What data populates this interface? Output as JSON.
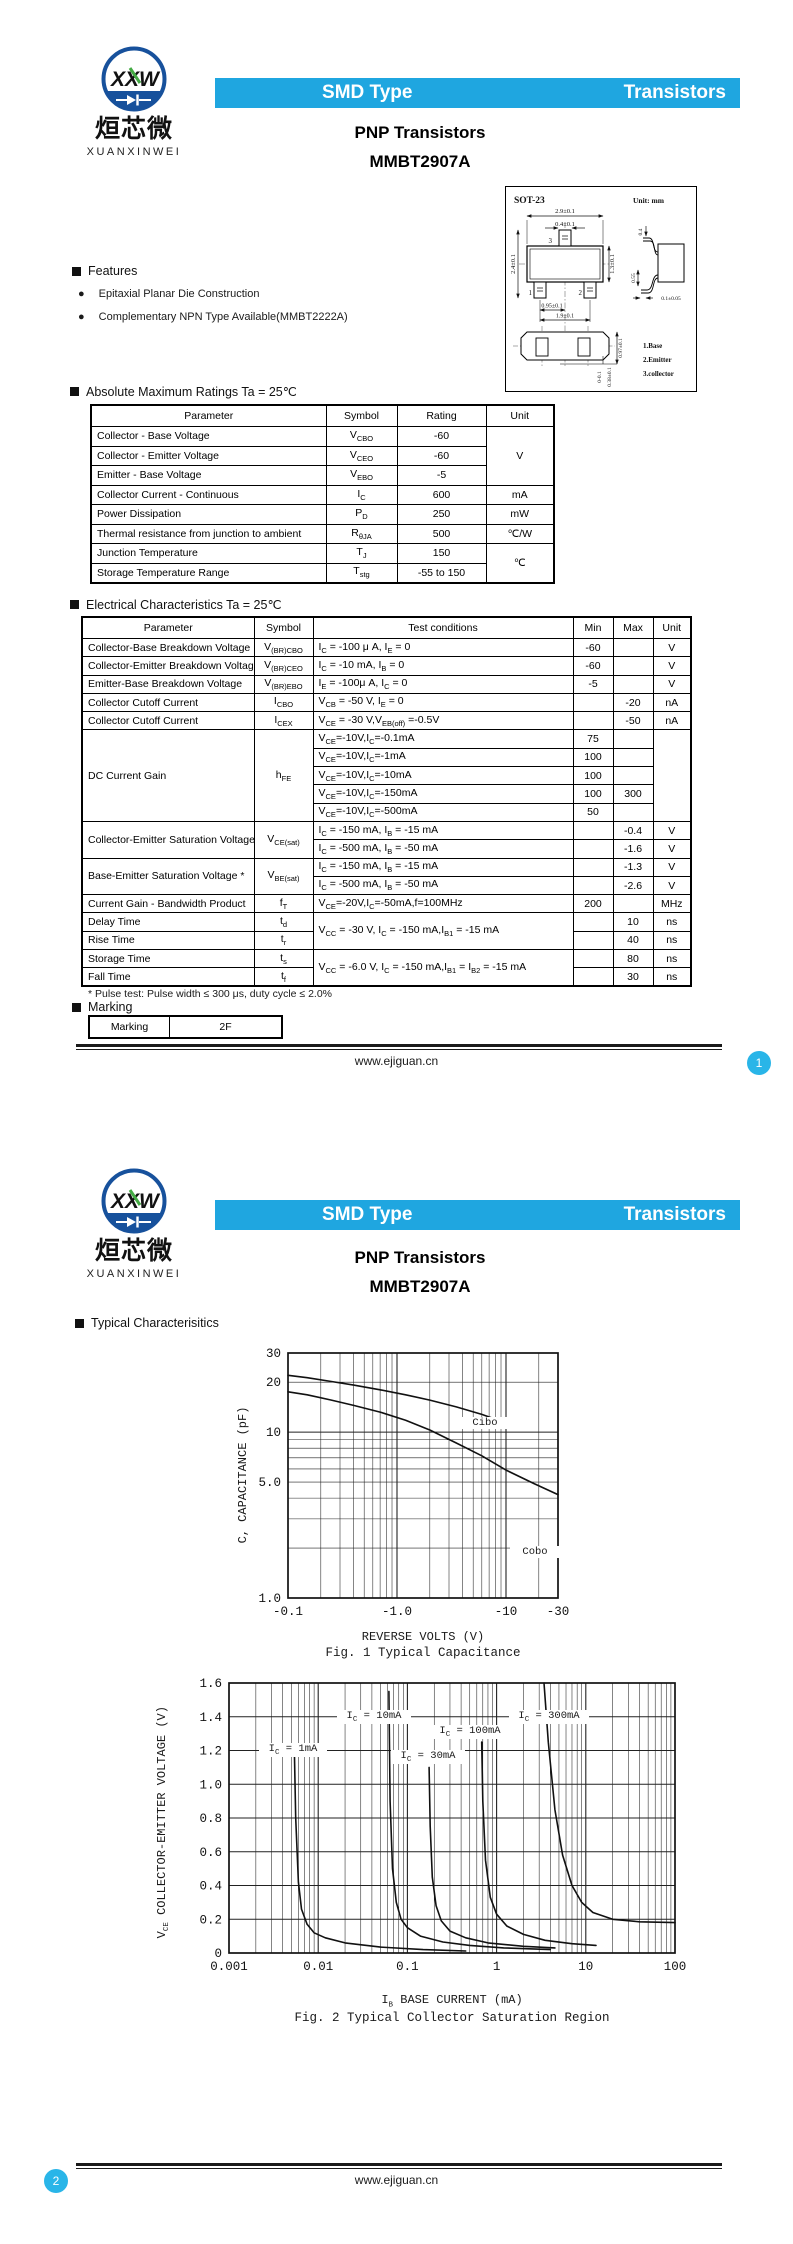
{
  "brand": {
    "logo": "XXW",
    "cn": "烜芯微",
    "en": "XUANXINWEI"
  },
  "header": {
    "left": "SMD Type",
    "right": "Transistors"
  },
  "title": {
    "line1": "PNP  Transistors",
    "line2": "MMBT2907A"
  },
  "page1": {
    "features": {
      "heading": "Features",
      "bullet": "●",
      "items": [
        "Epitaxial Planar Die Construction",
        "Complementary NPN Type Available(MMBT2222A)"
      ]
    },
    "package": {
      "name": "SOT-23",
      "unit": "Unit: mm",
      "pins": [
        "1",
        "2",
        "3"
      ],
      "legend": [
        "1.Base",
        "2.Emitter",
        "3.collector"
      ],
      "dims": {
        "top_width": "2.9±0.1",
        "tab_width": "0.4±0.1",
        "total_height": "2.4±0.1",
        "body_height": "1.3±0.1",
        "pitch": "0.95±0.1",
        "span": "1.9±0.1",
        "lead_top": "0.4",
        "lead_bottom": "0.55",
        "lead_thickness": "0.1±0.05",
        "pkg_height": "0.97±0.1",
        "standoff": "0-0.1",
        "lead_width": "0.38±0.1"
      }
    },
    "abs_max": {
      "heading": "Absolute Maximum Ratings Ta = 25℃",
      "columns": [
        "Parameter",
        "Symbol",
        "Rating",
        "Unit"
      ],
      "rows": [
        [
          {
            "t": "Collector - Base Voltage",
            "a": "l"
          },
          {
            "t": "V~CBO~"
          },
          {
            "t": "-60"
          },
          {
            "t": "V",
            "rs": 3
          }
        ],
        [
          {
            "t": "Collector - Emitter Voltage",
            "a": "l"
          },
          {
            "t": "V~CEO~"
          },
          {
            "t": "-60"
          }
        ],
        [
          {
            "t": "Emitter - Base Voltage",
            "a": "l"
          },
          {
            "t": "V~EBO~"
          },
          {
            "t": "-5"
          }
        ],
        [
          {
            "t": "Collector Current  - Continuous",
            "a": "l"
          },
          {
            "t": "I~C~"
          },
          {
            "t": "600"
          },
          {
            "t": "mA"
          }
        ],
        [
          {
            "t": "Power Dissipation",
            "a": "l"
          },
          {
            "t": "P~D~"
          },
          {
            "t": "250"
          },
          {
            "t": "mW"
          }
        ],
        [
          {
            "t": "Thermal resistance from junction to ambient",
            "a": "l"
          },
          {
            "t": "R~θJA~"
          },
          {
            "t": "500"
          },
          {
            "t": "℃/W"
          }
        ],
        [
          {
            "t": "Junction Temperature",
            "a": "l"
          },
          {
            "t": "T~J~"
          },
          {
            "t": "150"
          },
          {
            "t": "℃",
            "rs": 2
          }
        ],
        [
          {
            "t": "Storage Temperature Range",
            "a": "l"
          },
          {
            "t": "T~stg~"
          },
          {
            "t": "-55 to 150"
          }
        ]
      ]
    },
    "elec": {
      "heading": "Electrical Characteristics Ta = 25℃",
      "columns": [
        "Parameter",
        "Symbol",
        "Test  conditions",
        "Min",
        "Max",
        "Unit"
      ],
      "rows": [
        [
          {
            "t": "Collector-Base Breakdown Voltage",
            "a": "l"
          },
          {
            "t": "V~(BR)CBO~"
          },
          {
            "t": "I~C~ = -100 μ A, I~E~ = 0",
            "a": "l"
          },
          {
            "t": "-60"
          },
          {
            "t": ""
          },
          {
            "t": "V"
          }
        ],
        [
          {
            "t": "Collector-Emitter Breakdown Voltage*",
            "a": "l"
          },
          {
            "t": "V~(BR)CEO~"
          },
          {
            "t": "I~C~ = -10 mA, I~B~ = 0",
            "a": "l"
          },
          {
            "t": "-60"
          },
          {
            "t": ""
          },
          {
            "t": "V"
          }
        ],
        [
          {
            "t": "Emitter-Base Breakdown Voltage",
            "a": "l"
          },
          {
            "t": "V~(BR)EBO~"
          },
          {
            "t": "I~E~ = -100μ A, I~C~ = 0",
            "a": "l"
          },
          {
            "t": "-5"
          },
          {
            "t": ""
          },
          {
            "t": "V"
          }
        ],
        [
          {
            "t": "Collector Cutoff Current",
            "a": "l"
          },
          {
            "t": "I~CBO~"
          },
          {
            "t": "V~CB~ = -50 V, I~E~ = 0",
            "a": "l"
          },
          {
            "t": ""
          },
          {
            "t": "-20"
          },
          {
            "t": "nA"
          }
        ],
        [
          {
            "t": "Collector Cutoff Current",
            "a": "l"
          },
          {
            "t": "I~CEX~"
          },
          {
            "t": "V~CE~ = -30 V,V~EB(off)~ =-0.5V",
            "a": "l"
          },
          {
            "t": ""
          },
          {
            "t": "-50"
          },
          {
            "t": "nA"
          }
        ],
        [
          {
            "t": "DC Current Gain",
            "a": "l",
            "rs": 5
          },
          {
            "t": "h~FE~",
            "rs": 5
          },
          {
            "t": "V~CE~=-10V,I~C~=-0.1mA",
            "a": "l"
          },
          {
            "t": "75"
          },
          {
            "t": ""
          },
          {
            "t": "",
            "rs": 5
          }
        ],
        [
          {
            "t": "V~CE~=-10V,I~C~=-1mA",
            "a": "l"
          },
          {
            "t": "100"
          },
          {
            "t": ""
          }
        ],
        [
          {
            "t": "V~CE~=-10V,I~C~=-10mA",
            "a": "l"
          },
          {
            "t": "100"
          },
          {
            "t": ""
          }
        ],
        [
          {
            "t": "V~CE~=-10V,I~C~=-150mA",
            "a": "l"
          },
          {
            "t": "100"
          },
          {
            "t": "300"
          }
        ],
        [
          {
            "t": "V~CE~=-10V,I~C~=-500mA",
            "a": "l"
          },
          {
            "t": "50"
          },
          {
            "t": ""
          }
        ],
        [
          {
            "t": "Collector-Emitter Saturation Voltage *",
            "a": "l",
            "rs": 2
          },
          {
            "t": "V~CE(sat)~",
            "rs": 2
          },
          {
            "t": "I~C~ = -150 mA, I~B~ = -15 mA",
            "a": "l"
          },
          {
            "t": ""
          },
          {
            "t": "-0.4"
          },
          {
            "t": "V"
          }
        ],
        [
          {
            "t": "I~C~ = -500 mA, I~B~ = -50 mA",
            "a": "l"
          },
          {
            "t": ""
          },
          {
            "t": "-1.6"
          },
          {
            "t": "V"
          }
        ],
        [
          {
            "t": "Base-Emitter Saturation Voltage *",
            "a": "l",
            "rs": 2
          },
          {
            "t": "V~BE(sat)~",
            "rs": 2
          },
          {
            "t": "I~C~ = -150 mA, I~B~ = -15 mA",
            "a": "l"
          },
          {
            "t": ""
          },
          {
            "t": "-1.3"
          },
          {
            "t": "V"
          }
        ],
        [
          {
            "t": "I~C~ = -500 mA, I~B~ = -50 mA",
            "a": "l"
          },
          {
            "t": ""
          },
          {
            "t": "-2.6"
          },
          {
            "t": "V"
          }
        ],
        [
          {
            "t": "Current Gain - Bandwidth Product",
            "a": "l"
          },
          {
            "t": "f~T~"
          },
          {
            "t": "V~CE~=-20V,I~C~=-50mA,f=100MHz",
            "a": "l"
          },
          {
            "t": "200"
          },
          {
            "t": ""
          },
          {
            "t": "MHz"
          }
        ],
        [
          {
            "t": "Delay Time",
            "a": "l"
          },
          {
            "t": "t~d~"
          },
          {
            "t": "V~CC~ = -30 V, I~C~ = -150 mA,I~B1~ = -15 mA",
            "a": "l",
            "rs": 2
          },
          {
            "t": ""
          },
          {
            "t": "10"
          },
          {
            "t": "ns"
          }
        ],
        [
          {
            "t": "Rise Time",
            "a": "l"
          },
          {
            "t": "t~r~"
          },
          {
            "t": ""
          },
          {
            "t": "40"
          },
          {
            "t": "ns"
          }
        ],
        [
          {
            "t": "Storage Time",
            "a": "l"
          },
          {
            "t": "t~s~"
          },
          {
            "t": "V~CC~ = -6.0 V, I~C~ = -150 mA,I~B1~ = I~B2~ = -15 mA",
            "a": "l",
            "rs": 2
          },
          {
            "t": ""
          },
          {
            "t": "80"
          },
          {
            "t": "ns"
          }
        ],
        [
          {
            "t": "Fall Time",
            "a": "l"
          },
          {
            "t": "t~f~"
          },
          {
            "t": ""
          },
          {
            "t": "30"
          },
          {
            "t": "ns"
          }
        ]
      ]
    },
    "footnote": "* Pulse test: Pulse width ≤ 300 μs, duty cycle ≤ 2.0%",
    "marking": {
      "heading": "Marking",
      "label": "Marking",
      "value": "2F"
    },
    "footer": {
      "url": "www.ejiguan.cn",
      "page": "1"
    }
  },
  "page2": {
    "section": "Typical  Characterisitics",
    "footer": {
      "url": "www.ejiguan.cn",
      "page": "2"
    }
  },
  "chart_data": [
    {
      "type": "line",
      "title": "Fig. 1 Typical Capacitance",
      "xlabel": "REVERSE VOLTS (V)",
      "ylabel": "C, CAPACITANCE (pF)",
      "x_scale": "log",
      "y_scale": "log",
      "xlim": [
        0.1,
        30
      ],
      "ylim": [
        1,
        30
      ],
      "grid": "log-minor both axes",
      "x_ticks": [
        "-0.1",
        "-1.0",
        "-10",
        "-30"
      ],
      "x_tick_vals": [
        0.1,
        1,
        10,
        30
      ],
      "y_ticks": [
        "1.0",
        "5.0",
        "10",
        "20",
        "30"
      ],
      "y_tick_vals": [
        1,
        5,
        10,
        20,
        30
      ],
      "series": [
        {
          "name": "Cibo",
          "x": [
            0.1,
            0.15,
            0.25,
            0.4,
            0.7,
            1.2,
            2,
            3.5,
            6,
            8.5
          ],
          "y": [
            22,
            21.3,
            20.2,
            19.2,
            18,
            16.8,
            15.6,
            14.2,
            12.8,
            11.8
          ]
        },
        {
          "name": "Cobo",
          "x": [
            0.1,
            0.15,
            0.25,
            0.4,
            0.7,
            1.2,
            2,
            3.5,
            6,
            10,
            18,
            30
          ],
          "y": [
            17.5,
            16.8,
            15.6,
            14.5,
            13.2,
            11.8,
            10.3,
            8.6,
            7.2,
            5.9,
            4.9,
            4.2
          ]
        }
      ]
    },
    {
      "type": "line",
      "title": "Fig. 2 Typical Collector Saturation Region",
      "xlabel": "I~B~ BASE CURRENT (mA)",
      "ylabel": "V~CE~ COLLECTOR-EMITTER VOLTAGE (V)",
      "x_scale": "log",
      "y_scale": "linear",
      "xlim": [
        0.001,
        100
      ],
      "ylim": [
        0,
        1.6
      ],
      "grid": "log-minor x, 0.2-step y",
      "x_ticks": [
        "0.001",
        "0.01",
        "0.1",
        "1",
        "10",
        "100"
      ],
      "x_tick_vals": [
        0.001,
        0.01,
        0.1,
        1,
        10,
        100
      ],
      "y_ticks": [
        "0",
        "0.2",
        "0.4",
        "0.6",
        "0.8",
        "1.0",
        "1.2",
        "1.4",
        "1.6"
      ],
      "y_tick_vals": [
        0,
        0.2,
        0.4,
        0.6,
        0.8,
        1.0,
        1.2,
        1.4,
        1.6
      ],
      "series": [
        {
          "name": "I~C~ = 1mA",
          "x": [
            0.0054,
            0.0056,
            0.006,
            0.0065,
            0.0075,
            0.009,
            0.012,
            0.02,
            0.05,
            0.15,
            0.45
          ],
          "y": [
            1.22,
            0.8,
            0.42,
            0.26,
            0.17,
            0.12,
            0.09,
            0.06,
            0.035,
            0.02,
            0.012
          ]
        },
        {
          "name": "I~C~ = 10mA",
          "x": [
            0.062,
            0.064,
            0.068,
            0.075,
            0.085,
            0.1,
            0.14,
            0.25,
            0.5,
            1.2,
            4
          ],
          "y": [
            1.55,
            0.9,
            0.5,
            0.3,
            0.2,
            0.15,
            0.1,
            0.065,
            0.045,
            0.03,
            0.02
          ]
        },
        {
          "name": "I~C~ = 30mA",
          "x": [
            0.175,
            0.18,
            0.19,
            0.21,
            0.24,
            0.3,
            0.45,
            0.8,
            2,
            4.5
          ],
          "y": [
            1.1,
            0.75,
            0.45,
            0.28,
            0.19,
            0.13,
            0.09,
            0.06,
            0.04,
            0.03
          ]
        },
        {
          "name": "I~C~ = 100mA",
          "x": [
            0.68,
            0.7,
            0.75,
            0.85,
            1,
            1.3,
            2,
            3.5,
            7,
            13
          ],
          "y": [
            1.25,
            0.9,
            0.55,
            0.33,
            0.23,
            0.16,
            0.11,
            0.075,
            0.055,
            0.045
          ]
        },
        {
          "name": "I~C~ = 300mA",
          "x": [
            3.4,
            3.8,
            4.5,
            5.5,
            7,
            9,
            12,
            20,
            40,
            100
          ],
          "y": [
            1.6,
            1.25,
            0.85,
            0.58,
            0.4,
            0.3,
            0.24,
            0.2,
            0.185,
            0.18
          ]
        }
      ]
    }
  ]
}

- What the task asks
Using the listing, collect all lines in which the string "Typical" is found.

- Exercise answer
    "section": "Typical  Characterisitics",
      "title": "Fig. 1 Typical Capacitance",
      "title": "Fig. 2 Typical Collector Saturation Region",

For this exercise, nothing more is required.